OBJECTIVE:
Determine how many lines in these records hold "整数包括正整数". Only the number is wanted.
==== RECORDS PROVIDED
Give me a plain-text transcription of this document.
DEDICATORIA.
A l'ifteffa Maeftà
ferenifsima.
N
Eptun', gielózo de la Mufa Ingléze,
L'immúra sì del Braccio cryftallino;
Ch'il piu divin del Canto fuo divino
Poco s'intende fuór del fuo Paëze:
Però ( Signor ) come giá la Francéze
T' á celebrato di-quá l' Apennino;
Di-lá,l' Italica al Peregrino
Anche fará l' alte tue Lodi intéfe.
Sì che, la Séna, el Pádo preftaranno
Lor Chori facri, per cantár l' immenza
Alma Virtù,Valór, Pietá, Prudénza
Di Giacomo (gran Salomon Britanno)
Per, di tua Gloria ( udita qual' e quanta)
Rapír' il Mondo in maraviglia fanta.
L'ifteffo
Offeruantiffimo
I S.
========
==== RECORDS PROVIDED
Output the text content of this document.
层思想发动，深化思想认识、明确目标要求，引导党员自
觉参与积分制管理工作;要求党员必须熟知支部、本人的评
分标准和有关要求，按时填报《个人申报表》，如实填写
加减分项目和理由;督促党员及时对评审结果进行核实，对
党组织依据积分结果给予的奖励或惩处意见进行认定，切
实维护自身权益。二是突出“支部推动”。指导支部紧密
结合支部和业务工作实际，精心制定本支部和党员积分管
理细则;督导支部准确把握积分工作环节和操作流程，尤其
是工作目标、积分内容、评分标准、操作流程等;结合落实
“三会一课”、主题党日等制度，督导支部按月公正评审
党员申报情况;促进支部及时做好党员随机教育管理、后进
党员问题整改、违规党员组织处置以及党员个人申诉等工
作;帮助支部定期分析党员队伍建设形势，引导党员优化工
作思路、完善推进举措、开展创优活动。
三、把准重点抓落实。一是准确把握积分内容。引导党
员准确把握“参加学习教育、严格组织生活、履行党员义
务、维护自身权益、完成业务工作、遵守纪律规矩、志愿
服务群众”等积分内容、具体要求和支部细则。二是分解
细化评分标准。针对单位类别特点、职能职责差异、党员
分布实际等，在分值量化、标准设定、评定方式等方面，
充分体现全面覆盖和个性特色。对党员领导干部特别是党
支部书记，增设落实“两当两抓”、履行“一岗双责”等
========
==== RECORDS PROVIDED
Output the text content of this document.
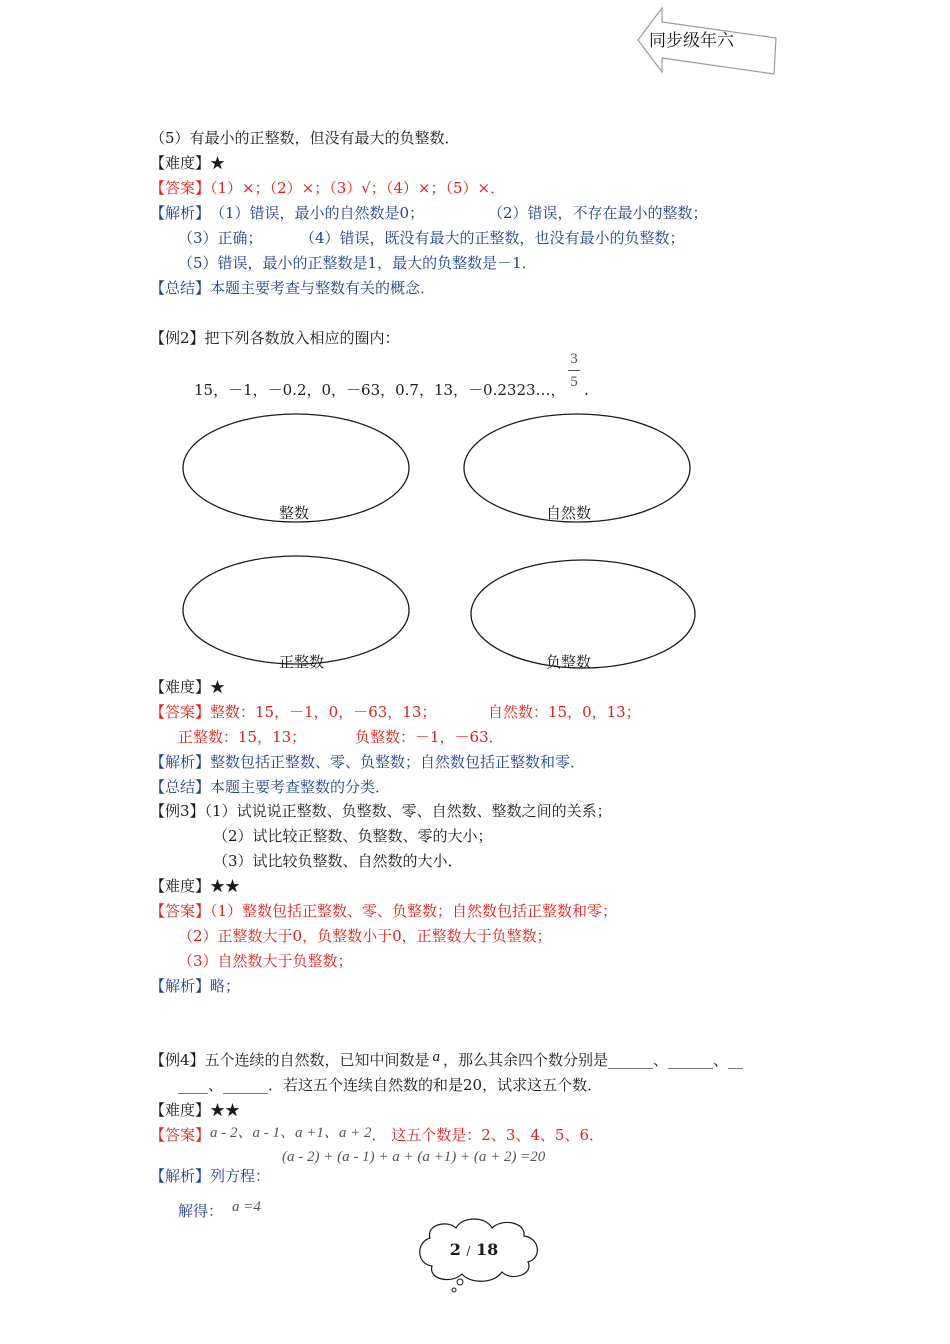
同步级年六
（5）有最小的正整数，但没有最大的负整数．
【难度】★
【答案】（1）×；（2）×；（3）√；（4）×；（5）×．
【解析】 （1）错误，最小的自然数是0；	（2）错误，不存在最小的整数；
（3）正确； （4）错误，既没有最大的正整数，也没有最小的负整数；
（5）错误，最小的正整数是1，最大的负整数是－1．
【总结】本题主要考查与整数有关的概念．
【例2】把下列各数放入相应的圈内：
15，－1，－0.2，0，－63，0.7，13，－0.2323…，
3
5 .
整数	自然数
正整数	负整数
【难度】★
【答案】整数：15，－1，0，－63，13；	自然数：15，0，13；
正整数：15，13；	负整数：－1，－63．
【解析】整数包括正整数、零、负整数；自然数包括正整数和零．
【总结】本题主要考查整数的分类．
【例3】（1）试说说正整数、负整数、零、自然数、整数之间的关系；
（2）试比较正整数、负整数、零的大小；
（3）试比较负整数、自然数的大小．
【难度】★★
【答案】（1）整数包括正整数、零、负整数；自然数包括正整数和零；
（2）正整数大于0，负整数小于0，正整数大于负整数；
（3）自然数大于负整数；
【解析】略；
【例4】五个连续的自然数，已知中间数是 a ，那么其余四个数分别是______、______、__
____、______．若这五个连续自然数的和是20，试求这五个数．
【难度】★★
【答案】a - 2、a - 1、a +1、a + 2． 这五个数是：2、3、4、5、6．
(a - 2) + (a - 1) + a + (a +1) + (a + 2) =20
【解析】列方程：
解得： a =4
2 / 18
========
EXERCISE OUTPUT:
2